#### Passage proposé:

────────────────────────────────────────

Les films d'Anicare peuvent également être utilisés dans ce but car ils sont susceptibles de générer des émotions de colère, de joie, de tristesse, de dégoût, de surprise, etc.
À la fin de la projection du film ou d'un débat, l'enseignant peut inviter les participants à exprimer librement leurs émotions, tout en leur demandant d'exprimer le sentiment corporel qui reflète l'émotion. Exprimer son émotion, c'est prendre de la distance par rapport à elle. C'est commencer à l'apprivoiser. D'autres moyens peuvent être utilisés pour exprimer des émotions par rapport à une situation de souffrance animale : peinture, sculpture, poésie, mouvement du corps, photo-montage... tous offrent des moyens d'exprimer son émotion, mais aussi de commencer à la déposer, à l'interroger.


Les émotions que le bien-être animal peut évoquer peuvent être très fortes au départ. Si elles sont accueillies, elles sont amenées à s'apaiser pour laisser place à une intention, un mouvement, un message qui a du sens pour l'apprenant. En d'autres termes, l'émotion est un mouvement corporel qui invite à l'action. Elle répond à un besoin homéostatique de retour au bien-être. L'émotion parle de nous. Que nous dit-elle ? C'est le défi de cette phase pédagogique, de questionner ce qui émerge d'une émotion déposée. L'expression d'une personne qui vit une émotion est susceptible de déclencher un pouvoir d'action, un désir, un changement de perspective. Permettre l'expression, c'est explorer la diversité des éthiques en jeu, mais aussi mettre en évidence les connaissances nouvelles, besoins et projets nouveaux auxquels répond ce désir. L'éducateur veillera alors à ce que les projets émergents s'inscrivent dans une éthique de respect de l'autre. Il pourra également identifier des questions philosophiques à travers l'expression des élèves et de les inviter à un débat qui leur permet d'apprendre à écouter et à tolérer les pensées des autres.

────────────────────────────────────────

#### Enregistrements de données:
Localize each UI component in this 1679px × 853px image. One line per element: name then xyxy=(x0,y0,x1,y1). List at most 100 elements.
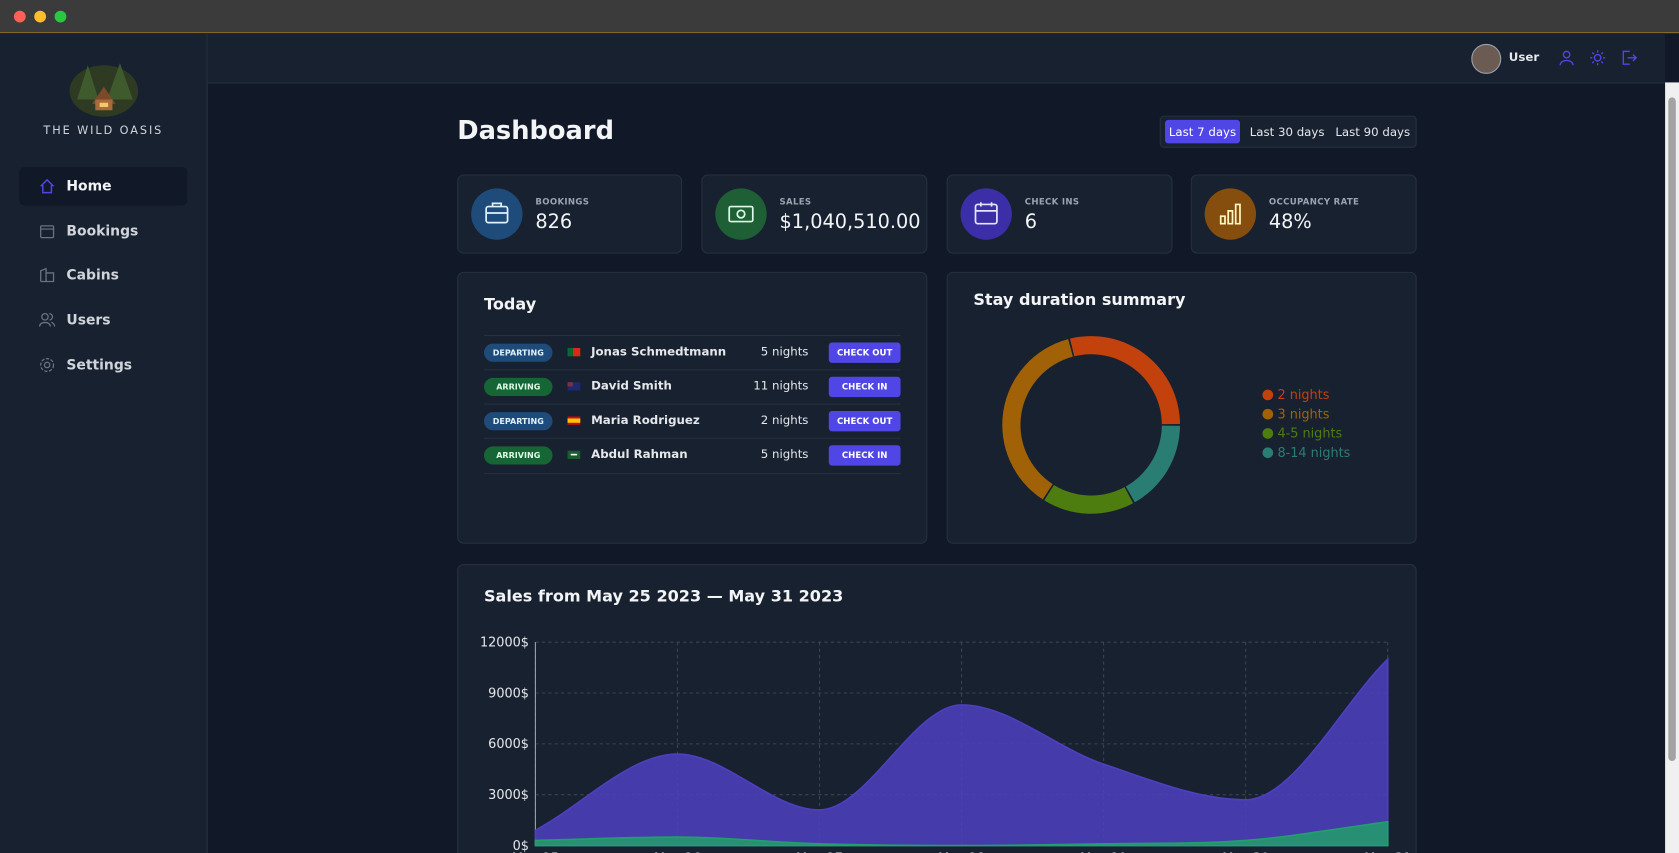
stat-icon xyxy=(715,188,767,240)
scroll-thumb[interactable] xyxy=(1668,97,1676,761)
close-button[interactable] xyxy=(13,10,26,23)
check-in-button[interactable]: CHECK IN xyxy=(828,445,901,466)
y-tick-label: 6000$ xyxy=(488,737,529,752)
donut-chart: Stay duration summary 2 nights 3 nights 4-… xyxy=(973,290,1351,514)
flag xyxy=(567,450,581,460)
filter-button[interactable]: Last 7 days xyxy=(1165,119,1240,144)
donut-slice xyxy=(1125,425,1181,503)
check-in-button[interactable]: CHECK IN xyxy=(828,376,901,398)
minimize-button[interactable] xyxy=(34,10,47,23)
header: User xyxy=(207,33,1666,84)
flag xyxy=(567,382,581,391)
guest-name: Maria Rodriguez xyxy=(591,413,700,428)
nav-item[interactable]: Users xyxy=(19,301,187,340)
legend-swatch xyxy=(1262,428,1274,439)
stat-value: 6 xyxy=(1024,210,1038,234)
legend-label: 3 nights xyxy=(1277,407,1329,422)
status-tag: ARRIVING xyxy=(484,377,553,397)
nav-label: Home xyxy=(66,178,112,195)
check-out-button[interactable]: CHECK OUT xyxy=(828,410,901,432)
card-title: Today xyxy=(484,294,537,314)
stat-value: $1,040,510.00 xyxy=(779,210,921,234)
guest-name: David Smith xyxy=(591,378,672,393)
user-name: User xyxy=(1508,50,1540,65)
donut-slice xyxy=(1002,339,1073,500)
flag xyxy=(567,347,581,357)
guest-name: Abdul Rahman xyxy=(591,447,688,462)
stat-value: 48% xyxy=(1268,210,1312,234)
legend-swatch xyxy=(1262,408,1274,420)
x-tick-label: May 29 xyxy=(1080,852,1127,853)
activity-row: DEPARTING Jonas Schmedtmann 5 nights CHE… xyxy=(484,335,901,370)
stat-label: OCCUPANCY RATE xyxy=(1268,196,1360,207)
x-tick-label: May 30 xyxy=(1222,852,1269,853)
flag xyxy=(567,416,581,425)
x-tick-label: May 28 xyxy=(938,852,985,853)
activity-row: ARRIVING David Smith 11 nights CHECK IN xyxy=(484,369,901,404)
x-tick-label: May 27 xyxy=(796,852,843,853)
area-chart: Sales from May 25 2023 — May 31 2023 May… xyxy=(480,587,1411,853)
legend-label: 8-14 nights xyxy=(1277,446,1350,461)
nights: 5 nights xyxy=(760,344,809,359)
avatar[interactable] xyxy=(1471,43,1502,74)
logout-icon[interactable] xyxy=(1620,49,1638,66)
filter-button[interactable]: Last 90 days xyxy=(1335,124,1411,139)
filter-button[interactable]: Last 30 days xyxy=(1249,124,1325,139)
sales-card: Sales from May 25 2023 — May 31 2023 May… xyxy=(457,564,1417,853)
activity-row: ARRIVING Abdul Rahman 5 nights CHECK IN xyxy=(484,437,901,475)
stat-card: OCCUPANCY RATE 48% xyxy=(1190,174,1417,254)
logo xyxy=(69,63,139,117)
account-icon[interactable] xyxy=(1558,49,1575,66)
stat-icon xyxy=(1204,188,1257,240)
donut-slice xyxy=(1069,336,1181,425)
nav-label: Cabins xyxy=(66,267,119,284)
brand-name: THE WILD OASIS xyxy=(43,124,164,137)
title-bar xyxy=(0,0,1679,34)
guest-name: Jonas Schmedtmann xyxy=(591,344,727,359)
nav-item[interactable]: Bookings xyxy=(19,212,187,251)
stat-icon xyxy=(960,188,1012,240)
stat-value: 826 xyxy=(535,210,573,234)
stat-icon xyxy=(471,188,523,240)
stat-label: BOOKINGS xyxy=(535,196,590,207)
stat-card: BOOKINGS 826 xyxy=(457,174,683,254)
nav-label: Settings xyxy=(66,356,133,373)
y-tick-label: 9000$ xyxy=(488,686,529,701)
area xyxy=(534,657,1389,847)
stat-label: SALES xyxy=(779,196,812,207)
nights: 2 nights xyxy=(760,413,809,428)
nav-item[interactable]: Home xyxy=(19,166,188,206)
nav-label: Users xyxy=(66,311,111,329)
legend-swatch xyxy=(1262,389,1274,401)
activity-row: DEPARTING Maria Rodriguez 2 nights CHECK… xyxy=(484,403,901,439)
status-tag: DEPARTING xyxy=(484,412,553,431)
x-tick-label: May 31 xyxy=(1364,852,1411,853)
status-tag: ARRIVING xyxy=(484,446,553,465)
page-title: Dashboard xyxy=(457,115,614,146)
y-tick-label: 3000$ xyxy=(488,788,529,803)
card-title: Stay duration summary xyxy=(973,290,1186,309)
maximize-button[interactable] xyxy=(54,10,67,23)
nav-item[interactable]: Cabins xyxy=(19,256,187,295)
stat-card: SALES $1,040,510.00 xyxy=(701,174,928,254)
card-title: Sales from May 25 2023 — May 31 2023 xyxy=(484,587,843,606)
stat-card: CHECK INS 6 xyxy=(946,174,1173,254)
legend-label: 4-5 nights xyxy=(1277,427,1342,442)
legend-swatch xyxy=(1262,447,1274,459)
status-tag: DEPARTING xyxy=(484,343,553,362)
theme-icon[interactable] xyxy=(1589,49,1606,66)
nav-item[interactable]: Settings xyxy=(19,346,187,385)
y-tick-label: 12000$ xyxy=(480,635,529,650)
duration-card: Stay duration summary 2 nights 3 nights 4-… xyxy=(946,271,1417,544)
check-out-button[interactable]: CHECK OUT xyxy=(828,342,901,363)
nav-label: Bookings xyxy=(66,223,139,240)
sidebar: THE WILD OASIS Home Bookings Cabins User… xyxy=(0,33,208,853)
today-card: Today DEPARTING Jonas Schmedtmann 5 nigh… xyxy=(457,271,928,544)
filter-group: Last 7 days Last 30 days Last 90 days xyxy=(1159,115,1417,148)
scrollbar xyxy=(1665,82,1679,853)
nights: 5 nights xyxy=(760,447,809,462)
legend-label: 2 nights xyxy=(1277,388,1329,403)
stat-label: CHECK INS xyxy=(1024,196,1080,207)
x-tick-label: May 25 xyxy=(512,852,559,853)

────────────────────────────────────────

#### Série d'exercices:
1. Les affirmations suivantes concordent-elles avec le passage proposé ? Pour chacune, répondez par oui ou non et citez les mots du passage qui tranchent.
(a) Les films d'Anicare peuvent susciter de la colère.
(b) L'enseignant invite les participants à exprimer leurs émotions avant la projection du film.
(c) Exprimer son émotion revient à s'en rapprocher.
2. D'après le passage proposé, pourquoi les films d'Anicare peuvent-ils être utilisés ? Répondez en une à trois phrases.
3. Reprenez le passage proposé en renommant "colère" en "peur" : commencez aux mots "Les films d'Anicare" et arrêtez-vous après "de surprise, etc.".

#### Corrigé:
1.
(a) Oui : « ils sont susceptibles de générer des émotions de colère ».
(b) Non : « À la fin de la projection du film ou d'un débat ».
(c) Non : « Exprimer son émotion, c'est prendre de la distance par rapport à elle. »

2. Les films d'Anicare peuvent être utilisés parce qu'ils sont susceptibles de générer des émotions de colère, de joie, de tristesse, de dégoût, de surprise, etc.

3.
Les films d'Anicare peuvent également être utilisés dans ce but car ils sont susceptibles de générer des émotions de peur, de joie, de tristesse, de dégoût, de surprise, etc.